> _TASK TO CARRY OUT_: Give again, word for word, only the lines from the one containing "What text is on this page?" through the final line.

> _AVAILABLE DATA_:
--------------------

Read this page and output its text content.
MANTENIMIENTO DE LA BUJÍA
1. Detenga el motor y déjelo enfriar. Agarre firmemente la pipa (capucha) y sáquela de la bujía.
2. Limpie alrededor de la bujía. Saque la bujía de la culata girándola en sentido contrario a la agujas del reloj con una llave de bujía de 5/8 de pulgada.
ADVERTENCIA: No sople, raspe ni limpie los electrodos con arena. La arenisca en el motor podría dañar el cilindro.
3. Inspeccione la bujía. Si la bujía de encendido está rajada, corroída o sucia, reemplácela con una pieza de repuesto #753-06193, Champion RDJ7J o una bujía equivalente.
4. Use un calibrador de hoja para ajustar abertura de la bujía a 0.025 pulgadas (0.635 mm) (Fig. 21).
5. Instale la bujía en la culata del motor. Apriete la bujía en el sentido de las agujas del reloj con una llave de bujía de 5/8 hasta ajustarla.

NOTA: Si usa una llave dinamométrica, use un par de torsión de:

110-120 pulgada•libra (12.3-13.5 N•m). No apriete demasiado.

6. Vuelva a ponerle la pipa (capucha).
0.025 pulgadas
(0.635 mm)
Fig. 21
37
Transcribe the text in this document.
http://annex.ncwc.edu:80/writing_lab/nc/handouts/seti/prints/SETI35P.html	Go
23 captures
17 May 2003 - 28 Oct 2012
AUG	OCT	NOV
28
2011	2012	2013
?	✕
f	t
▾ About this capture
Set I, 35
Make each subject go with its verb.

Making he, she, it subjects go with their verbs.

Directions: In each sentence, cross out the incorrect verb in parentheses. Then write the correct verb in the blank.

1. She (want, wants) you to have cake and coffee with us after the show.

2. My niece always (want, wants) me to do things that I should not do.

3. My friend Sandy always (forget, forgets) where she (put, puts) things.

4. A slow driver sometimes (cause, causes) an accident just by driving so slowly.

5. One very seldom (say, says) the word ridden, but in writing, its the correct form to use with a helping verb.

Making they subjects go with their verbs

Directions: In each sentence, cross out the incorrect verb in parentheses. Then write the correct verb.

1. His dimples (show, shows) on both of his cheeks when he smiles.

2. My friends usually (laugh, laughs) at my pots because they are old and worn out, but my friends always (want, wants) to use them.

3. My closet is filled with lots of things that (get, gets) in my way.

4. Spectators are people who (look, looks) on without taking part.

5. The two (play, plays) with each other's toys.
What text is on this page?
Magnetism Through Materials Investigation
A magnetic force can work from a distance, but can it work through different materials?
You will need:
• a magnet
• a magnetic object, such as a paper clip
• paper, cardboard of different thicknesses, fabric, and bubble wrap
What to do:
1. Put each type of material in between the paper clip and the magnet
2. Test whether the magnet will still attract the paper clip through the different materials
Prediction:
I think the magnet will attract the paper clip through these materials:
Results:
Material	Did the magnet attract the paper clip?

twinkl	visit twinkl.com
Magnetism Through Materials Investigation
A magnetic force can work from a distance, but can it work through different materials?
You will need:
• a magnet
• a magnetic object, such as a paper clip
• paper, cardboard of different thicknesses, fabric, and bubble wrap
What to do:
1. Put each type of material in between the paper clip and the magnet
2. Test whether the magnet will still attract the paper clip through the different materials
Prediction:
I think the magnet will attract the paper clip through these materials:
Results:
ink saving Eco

--------------------

> _REPLY TO THE TASK_:
What text is on this page?
Magnetism Through Materials Investigation
A magnetic force can work from a distance, but can it work through different materials?
You will need:
• a magnet
• a magnetic object, such as a paper clip
• paper, cardboard of different thicknesses, fabric, and bubble wrap
What to do:
1. Put each type of material in between the paper clip and the magnet
2. Test whether the magnet will still attract the paper clip through the different materials
Prediction:
I think the magnet will attract the paper clip through these materials:
Results:
Material	Did the magnet attract the paper clip?

twinkl	visit twinkl.com
Magnetism Through Materials Investigation
A magnetic force can work from a distance, but can it work through different materials?
You will need:
• a magnet
• a magnetic object, such as a paper clip
• paper, cardboard of different thicknesses, fabric, and bubble wrap
What to do:
1. Put each type of material in between the paper clip and the magnet
2. Test whether the magnet will still attract the paper clip through the different materials
Prediction:
I think the magnet will attract the paper clip through these materials:
Results:
ink saving Eco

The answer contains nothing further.